— start SUPPLIED MATERIAL —

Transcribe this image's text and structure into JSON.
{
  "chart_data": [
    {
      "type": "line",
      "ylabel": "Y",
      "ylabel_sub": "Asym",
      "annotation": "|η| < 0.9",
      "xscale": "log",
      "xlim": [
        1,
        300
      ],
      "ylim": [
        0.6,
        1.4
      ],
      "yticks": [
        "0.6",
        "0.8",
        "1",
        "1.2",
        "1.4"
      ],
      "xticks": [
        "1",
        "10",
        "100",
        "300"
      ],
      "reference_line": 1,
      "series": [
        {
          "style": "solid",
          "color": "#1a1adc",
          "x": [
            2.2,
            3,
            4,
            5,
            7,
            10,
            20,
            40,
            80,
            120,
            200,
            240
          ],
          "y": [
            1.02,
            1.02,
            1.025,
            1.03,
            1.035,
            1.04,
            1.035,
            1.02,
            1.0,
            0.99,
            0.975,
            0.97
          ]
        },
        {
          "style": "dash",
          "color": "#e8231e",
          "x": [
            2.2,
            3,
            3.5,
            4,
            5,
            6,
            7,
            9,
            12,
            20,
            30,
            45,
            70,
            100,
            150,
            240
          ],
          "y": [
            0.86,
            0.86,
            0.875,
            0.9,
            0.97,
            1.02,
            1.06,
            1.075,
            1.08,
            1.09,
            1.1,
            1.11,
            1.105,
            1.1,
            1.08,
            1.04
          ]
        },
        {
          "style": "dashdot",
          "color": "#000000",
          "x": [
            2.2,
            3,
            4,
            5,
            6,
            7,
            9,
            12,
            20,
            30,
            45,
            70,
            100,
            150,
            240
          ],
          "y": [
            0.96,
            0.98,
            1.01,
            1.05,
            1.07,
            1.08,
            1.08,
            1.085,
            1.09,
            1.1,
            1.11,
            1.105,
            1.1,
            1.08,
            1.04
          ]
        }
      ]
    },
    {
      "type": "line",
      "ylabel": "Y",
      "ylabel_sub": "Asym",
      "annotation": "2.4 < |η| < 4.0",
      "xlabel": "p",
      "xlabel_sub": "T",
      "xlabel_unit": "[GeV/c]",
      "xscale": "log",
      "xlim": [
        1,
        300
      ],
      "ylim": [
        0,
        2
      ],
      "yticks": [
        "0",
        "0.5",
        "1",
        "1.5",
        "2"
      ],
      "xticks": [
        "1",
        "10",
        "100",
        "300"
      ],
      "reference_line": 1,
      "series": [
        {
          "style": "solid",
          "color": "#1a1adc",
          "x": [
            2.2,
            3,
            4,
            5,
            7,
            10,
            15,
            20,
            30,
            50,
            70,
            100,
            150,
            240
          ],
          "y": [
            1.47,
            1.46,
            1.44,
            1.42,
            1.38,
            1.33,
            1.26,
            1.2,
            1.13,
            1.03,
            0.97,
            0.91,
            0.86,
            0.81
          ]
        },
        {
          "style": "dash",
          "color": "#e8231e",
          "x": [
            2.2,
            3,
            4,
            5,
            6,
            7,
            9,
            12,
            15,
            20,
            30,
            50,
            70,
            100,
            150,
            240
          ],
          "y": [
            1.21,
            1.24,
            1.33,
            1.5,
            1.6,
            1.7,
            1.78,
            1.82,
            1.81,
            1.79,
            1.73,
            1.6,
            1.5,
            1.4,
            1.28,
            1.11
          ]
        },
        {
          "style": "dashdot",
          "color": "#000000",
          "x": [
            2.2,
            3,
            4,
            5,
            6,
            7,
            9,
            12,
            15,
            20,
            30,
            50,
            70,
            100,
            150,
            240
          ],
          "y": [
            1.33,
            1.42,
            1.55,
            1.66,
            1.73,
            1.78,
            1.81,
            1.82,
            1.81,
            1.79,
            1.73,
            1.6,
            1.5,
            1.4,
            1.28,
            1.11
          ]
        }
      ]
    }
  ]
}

— end SUPPLIED MATERIAL —

# WORK TO COMPLETE
Return every entry verbatim.

# EXPECTED ANSWER
Transcribe this image's text and structure into JSON.
{
  "chart_data": [
    {
      "type": "line",
      "ylabel": "Y",
      "ylabel_sub": "Asym",
      "annotation": "|η| < 0.9",
      "xscale": "log",
      "xlim": [
        1,
        300
      ],
      "ylim": [
        0.6,
        1.4
      ],
      "yticks": [
        "0.6",
        "0.8",
        "1",
        "1.2",
        "1.4"
      ],
      "xticks": [
        "1",
        "10",
        "100",
        "300"
      ],
      "reference_line": 1,
      "series": [
        {
          "style": "solid",
          "color": "#1a1adc",
          "x": [
            2.2,
            3,
            4,
            5,
            7,
            10,
            20,
            40,
            80,
            120,
            200,
            240
          ],
          "y": [
            1.02,
            1.02,
            1.025,
            1.03,
            1.035,
            1.04,
            1.035,
            1.02,
            1.0,
            0.99,
            0.975,
            0.97
          ]
        },
        {
          "style": "dash",
          "color": "#e8231e",
          "x": [
            2.2,
            3,
            3.5,
            4,
            5,
            6,
            7,
            9,
            12,
            20,
            30,
            45,
            70,
            100,
            150,
            240
          ],
          "y": [
            0.86,
            0.86,
            0.875,
            0.9,
            0.97,
            1.02,
            1.06,
            1.075,
            1.08,
            1.09,
            1.1,
            1.11,
            1.105,
            1.1,
            1.08,
            1.04
          ]
        },
        {
          "style": "dashdot",
          "color": "#000000",
          "x": [
            2.2,
            3,
            4,
            5,
            6,
            7,
            9,
            12,
            20,
            30,
            45,
            70,
            100,
            150,
            240
          ],
          "y": [
            0.96,
            0.98,
            1.01,
            1.05,
            1.07,
            1.08,
            1.08,
            1.085,
            1.09,
            1.1,
            1.11,
            1.105,
            1.1,
            1.08,
            1.04
          ]
        }
      ]
    },
    {
      "type": "line",
      "ylabel": "Y",
      "ylabel_sub": "Asym",
      "annotation": "2.4 < |η| < 4.0",
      "xlabel": "p",
      "xlabel_sub": "T",
      "xlabel_unit": "[GeV/c]",
      "xscale": "log",
      "xlim": [
        1,
        300
      ],
      "ylim": [
        0,
        2
      ],
      "yticks": [
        "0",
        "0.5",
        "1",
        "1.5",
        "2"
      ],
      "xticks": [
        "1",
        "10",
        "100",
        "300"
      ],
      "reference_line": 1,
      "series": [
        {
          "style": "solid",
          "color": "#1a1adc",
          "x": [
            2.2,
            3,
            4,
            5,
            7,
            10,
            15,
            20,
            30,
            50,
            70,
            100,
            150,
            240
          ],
          "y": [
            1.47,
            1.46,
            1.44,
            1.42,
            1.38,
            1.33,
            1.26,
            1.2,
            1.13,
            1.03,
            0.97,
            0.91,
            0.86,
            0.81
          ]
        },
        {
          "style": "dash",
          "color": "#e8231e",
          "x": [
            2.2,
            3,
            4,
            5,
            6,
            7,
            9,
            12,
            15,
            20,
            30,
            50,
            70,
            100,
            150,
            240
          ],
          "y": [
            1.21,
            1.24,
            1.33,
            1.5,
            1.6,
            1.7,
            1.78,
            1.82,
            1.81,
            1.79,
            1.73,
            1.6,
            1.5,
            1.4,
            1.28,
            1.11
          ]
        },
        {
          "style": "dashdot",
          "color": "#000000",
          "x": [
            2.2,
            3,
            4,
            5,
            6,
            7,
            9,
            12,
            15,
            20,
            30,
            50,
            70,
            100,
            150,
            240
          ],
          "y": [
            1.33,
            1.42,
            1.55,
            1.66,
            1.73,
            1.78,
            1.81,
            1.82,
            1.81,
            1.79,
            1.73,
            1.6,
            1.5,
            1.4,
            1.28,
            1.11
          ]
        }
      ]
    }
  ]
}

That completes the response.